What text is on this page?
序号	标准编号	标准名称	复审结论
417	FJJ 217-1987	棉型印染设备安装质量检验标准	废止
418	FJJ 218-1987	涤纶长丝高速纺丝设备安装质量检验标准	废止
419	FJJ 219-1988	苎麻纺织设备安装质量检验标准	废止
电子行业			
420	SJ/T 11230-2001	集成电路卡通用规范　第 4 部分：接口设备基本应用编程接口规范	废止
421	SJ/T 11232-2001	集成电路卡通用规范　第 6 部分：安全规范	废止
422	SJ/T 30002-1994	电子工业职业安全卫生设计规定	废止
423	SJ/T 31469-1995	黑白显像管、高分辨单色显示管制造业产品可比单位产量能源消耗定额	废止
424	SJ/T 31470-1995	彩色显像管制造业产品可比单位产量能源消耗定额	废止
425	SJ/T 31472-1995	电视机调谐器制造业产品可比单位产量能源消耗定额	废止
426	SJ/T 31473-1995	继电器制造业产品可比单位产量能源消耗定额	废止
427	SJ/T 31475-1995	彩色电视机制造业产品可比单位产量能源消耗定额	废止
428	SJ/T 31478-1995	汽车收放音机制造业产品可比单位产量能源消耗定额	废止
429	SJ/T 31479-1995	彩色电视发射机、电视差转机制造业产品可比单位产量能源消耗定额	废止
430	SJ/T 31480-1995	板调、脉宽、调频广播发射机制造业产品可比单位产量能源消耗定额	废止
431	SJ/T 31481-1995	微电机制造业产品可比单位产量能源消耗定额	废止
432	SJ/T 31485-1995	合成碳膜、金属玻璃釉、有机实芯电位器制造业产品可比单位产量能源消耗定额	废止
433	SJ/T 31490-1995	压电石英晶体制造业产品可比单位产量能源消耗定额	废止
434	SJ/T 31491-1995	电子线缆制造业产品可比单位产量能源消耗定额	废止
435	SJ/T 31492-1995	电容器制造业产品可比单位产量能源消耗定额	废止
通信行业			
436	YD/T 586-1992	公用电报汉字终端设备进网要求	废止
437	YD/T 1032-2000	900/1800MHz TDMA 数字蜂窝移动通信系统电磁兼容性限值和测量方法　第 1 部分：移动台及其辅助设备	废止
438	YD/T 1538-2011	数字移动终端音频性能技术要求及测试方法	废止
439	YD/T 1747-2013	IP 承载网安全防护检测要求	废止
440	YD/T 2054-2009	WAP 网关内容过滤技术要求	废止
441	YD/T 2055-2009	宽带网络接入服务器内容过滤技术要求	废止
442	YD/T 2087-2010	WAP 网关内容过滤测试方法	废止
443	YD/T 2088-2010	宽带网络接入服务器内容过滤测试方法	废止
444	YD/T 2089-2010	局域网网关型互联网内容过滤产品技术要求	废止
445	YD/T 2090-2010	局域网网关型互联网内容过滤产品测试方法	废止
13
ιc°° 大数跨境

==

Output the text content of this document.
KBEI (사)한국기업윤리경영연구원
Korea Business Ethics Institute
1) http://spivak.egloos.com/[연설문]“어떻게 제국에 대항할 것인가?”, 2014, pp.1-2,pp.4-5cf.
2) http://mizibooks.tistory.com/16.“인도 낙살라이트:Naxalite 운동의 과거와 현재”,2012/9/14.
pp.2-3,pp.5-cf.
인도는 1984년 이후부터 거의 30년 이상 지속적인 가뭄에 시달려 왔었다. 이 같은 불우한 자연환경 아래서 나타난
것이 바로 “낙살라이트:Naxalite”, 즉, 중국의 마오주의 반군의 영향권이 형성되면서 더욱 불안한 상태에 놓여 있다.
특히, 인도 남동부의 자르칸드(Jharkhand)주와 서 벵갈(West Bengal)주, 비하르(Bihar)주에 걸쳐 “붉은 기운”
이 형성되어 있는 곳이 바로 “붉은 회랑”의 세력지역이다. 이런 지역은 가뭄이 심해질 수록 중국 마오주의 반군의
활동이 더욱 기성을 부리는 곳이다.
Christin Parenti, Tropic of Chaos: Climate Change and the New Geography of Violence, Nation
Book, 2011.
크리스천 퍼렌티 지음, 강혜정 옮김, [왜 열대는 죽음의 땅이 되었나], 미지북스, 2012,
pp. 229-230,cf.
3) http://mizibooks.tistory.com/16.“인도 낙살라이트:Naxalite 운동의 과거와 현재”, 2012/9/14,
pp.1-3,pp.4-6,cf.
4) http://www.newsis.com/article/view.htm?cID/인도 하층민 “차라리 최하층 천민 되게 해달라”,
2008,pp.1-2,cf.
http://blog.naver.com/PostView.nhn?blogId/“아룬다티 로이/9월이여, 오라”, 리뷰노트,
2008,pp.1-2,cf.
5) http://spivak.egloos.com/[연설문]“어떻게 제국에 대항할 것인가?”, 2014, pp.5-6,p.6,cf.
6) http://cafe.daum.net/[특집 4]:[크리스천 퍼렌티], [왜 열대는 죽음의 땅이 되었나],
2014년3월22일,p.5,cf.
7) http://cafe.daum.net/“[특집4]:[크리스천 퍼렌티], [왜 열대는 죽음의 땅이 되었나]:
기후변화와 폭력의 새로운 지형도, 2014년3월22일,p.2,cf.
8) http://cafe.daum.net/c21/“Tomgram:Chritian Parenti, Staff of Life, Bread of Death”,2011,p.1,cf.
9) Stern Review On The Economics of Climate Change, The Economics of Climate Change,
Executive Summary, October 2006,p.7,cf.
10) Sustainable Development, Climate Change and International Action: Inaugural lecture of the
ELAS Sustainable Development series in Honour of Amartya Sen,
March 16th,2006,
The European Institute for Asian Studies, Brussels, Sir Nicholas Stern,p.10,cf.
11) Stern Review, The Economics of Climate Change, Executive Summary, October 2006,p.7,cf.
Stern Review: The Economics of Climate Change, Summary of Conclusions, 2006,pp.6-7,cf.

_Set task_. Search the records above for "egloos". Copy each line where it is found.

_Solved problem_.
1) http://spivak.egloos.com/[연설문]“어떻게 제국에 대항할 것인가?”, 2014, pp.1-2,pp.4-5cf.
5) http://spivak.egloos.com/[연설문]“어떻게 제국에 대항할 것인가?”, 2014, pp.5-6,p.6,cf.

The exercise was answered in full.